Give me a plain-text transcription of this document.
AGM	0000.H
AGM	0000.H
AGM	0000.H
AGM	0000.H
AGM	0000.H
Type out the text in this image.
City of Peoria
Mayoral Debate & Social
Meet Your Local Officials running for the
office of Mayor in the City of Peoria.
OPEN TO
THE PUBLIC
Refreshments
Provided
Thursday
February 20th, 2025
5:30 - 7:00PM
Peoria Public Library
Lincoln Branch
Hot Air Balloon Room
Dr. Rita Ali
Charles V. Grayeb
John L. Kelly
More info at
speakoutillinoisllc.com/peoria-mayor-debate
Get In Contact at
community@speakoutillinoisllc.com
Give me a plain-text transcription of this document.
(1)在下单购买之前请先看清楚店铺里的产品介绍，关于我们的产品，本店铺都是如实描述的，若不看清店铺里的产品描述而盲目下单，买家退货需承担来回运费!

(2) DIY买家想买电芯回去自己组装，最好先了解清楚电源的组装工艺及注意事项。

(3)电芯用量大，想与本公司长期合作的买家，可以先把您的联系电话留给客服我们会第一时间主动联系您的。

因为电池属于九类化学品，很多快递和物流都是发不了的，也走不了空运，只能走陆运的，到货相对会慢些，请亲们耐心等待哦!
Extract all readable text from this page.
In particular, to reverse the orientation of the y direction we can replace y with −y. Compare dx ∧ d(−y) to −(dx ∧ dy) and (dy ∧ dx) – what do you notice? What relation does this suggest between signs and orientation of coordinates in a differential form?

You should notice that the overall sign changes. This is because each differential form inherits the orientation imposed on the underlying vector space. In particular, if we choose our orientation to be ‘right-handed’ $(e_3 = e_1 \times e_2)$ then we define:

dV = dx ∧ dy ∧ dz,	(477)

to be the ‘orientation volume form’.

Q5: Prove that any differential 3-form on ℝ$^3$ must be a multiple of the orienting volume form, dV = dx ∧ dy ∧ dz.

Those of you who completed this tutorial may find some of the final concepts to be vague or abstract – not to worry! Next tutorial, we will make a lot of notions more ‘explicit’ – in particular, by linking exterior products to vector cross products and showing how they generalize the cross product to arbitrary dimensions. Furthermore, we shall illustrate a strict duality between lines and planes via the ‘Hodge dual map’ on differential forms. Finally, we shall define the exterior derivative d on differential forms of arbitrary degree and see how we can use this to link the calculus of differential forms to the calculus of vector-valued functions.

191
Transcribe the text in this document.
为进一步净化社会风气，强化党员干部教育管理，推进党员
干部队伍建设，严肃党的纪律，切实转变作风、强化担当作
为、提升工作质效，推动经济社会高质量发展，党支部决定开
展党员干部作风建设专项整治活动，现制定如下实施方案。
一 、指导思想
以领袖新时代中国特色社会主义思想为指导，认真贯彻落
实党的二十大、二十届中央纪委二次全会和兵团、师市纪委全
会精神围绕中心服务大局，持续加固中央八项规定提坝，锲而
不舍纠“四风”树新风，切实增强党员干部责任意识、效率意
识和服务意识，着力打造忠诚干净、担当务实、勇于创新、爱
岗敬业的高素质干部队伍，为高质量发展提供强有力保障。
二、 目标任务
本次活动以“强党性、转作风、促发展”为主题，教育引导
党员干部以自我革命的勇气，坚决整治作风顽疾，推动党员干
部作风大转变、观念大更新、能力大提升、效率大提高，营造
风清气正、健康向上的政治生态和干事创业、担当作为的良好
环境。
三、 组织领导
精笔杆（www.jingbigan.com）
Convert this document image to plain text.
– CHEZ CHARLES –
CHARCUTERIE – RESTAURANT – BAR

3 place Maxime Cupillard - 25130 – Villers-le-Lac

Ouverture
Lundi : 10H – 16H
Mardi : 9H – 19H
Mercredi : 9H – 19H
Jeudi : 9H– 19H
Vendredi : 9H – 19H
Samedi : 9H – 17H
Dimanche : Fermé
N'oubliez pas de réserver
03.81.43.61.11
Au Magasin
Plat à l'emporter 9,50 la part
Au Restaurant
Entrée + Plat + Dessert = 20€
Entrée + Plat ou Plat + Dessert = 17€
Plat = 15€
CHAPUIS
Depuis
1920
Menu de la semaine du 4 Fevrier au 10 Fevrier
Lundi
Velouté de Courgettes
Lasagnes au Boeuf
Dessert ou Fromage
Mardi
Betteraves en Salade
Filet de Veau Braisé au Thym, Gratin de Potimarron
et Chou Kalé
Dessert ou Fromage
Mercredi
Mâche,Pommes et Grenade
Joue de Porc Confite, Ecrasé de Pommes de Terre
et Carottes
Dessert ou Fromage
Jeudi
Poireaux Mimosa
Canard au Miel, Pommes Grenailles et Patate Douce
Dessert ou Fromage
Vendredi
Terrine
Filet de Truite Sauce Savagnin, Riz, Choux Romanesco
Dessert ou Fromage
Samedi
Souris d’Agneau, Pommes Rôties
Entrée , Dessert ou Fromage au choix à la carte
# # #
* _Challenge_
State the number of lines that contain the string "document", with no other words.

* _Answer in full_
4